● INFORMATION SUPPLIED:
※

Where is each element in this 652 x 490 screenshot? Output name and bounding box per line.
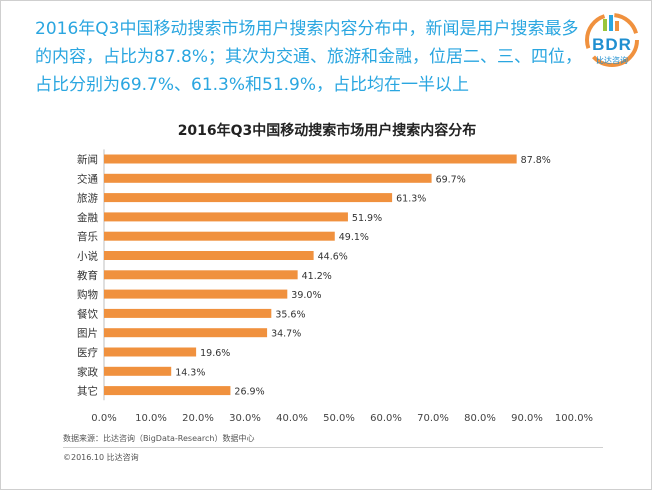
category-label: 购物: [77, 288, 98, 301]
bar: [104, 289, 288, 299]
x-tick-label: 50.0%: [323, 413, 355, 424]
data-label: 35.6%: [275, 309, 305, 320]
headline: 2016年Q3中国移动搜索市场用户搜索内容分布中，新闻是用户搜索最多 的内容，占…: [35, 15, 583, 99]
x-tick-label: 0.0%: [91, 413, 116, 424]
data-source-note: 数据来源：比达咨询（BigData-Research）数据中心: [63, 434, 255, 443]
category-label: 小说: [77, 250, 98, 263]
x-tick-label: 20.0%: [182, 413, 214, 424]
x-tick-label: 30.0%: [229, 413, 261, 424]
category-label: 家政: [77, 365, 98, 378]
x-tick-label: 100.0%: [555, 413, 593, 424]
bdr-logo: BDR 比达咨询: [583, 11, 641, 69]
data-label: 26.9%: [234, 387, 264, 398]
bar: [104, 212, 348, 222]
x-tick-label: 10.0%: [135, 413, 167, 424]
category-label: 音乐: [77, 230, 98, 243]
data-label: 41.2%: [302, 271, 332, 282]
category-label: 新闻: [77, 153, 98, 166]
headline-line-3: 占比分别为69.7%、61.3%和51.9%，占比均在一半以上: [35, 75, 470, 95]
logo-subtext: 比达咨询: [596, 56, 628, 65]
category-label: 金融: [77, 211, 98, 224]
footer-divider: [63, 447, 603, 448]
bar: [104, 308, 272, 318]
x-tick-label: 70.0%: [417, 413, 449, 424]
data-label: 49.1%: [339, 232, 369, 243]
data-label: 34.7%: [271, 329, 301, 340]
bar: [104, 347, 197, 357]
bar: [104, 193, 393, 203]
data-label: 87.8%: [521, 155, 551, 166]
bar: [104, 154, 517, 164]
bar: [104, 386, 231, 396]
data-label: 51.9%: [352, 213, 382, 224]
category-label: 教育: [77, 269, 98, 282]
x-tick-label: 90.0%: [511, 413, 543, 424]
x-tick-label: 80.0%: [464, 413, 496, 424]
bar-chart: 新闻 87.8% 交通 69.7% 旅游 61.3% 金融 51.9% 音乐 49.1% 小说 44.…: [77, 149, 593, 424]
chart-title: 2016年Q3中国移动搜索市场用户搜索内容分布: [177, 123, 477, 139]
headline-line-1: 2016年Q3中国移动搜索市场用户搜索内容分布中，新闻是用户搜索最多: [35, 19, 579, 39]
data-label: 14.3%: [175, 367, 205, 378]
bar: [104, 328, 268, 338]
bar: [104, 270, 298, 280]
headline-line-2: 的内容，占比为87.8%；其次为交通、旅游和金融，位居二、三、四位，: [35, 47, 583, 67]
category-label: 交通: [77, 172, 98, 185]
logo-mark-icon: [585, 13, 639, 67]
category-label: 其它: [77, 385, 98, 398]
data-label: 39.0%: [291, 290, 321, 301]
data-label: 61.3%: [396, 194, 426, 205]
copyright-note: ©2016.10 比达咨询: [63, 453, 139, 462]
x-tick-label: 40.0%: [276, 413, 308, 424]
logo-text: BDR: [592, 35, 632, 54]
bar: [104, 231, 335, 241]
bar: [104, 366, 172, 376]
category-label: 旅游: [77, 192, 98, 205]
data-label: 44.6%: [318, 252, 348, 263]
data-label: 19.6%: [200, 348, 230, 359]
x-tick-label: 60.0%: [370, 413, 402, 424]
data-label: 69.7%: [436, 174, 466, 185]
category-label: 餐饮: [77, 307, 98, 320]
bar: [104, 251, 314, 260]
category-label: 图片: [77, 327, 98, 340]
category-label: 医疗: [77, 346, 98, 359]
bar: [104, 173, 432, 183]
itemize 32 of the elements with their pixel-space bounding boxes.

※

● GIVEN REQUEST: Lay out every line of the records above as a Markdown table with the columns No. and Line, numbering the rows in order and skipping blank lines. Leave out the pictures.

● ANSWER:
| No. | Line |
|---|---|
| 1 | Where is each element in this 652 x 490 screenshot? Output name and bounding box per line. |
| 2 | category-label: 购物: [77, 288, 98, 301] |
| 3 | bar: [104, 289, 288, 299] |
| 4 | x-tick-label: 50.0%: [323, 413, 355, 424] |
| 5 | data-label: 35.6%: [275, 309, 305, 320] |
| 6 | headline: 2016年Q3中国移动搜索市场用户搜索内容分布中，新闻是用户搜索最多 的内容，占…: [35, 15, 583, 99] |
| 7 | x-tick-label: 0.0%: [91, 413, 116, 424] |
| 8 | data-source-note: 数据来源：比达咨询（BigData-Research）数据中心: [63, 434, 255, 443] |
| 9 | category-label: 小说: [77, 250, 98, 263] |
| 10 | x-tick-label: 20.0%: [182, 413, 214, 424] |
| 11 | x-tick-label: 30.0%: [229, 413, 261, 424] |
| 12 | category-label: 家政: [77, 365, 98, 378] |
| 13 | x-tick-label: 100.0%: [555, 413, 593, 424] |
| 14 | bdr-logo: BDR 比达咨询: [583, 11, 641, 69] |
| 15 | data-label: 26.9%: [234, 387, 264, 398] |
| 16 | bar: [104, 212, 348, 222] |
| 17 | x-tick-label: 10.0%: [135, 413, 167, 424] |
| 18 | category-label: 音乐: [77, 230, 98, 243] |
| 19 | data-label: 41.2%: [302, 271, 332, 282] |
| 20 | category-label: 新闻: [77, 153, 98, 166] |
| 21 | headline-line-3: 占比分别为69.7%、61.3%和51.9%，占比均在一半以上: [35, 75, 470, 95] |
| 22 | logo-subtext: 比达咨询: [596, 56, 628, 65] |
| 23 | category-label: 金融: [77, 211, 98, 224] |
| 24 | footer-divider: [63, 447, 603, 448] |
| 25 | bar: [104, 308, 272, 318] |
| 26 | x-tick-label: 70.0%: [417, 413, 449, 424] |
| 27 | data-label: 49.1%: [339, 232, 369, 243] |
| 28 | data-label: 34.7%: [271, 329, 301, 340] |
| 29 | bar: [104, 347, 197, 357] |
| 30 | bar: [104, 193, 393, 203] |
| 31 | data-label: 87.8%: [521, 155, 551, 166] |
| 32 | bar: [104, 154, 517, 164] |
| 33 | bar: [104, 386, 231, 396] |
| 34 | data-label: 51.9%: [352, 213, 382, 224] |
| 35 | category-label: 教育: [77, 269, 98, 282] |
| 36 | x-tick-label: 90.0%: [511, 413, 543, 424] |
| 37 | x-tick-label: 80.0%: [464, 413, 496, 424] |
| 38 | bar-chart: 新闻 87.8% 交通 69.7% 旅游 61.3% 金融 51.9% 音乐 49.1% 小说 44.…: [77, 149, 593, 424] |
| 39 | chart-title: 2016年Q3中国移动搜索市场用户搜索内容分布: [177, 123, 477, 139] |
| 40 | headline-line-1: 2016年Q3中国移动搜索市场用户搜索内容分布中，新闻是用户搜索最多: [35, 19, 579, 39] |
| 41 | data-label: 14.3%: [175, 367, 205, 378] |
| 42 | bar: [104, 328, 268, 338] |
| 43 | bar: [104, 270, 298, 280] |
| 44 | headline-line-2: 的内容，占比为87.8%；其次为交通、旅游和金融，位居二、三、四位，: [35, 47, 583, 67] |
| 45 | category-label: 交通: [77, 172, 98, 185] |
| 46 | logo-mark-icon: [585, 13, 639, 67] |
| 47 | category-label: 其它: [77, 385, 98, 398] |
| 48 | data-label: 39.0%: [291, 290, 321, 301] |
| 49 | data-label: 61.3%: [396, 194, 426, 205] |
| 50 | copyright-note: ©2016.10 比达咨询: [63, 453, 139, 462] |
| 51 | x-tick-label: 40.0%: [276, 413, 308, 424] |
| 52 | logo-text: BDR: [592, 35, 632, 54] |
| 53 | bar: [104, 231, 335, 241] |
| 54 | bar: [104, 366, 172, 376] |
| 55 | category-label: 旅游: [77, 192, 98, 205] |
| 56 | data-label: 44.6%: [318, 252, 348, 263] |
| 57 | data-label: 19.6%: [200, 348, 230, 359] |
| 58 | x-tick-label: 60.0%: [370, 413, 402, 424] |
| 59 | data-label: 69.7%: [436, 174, 466, 185] |
| 60 | category-label: 餐饮: [77, 307, 98, 320] |
| 61 | bar: [104, 251, 314, 260] |
| 62 | category-label: 图片: [77, 327, 98, 340] |
| 63 | category-label: 医疗: [77, 346, 98, 359] |
| 64 | bar: [104, 173, 432, 183] |
| 65 | itemize 32 of the elements with their pixel-space bounding boxes. |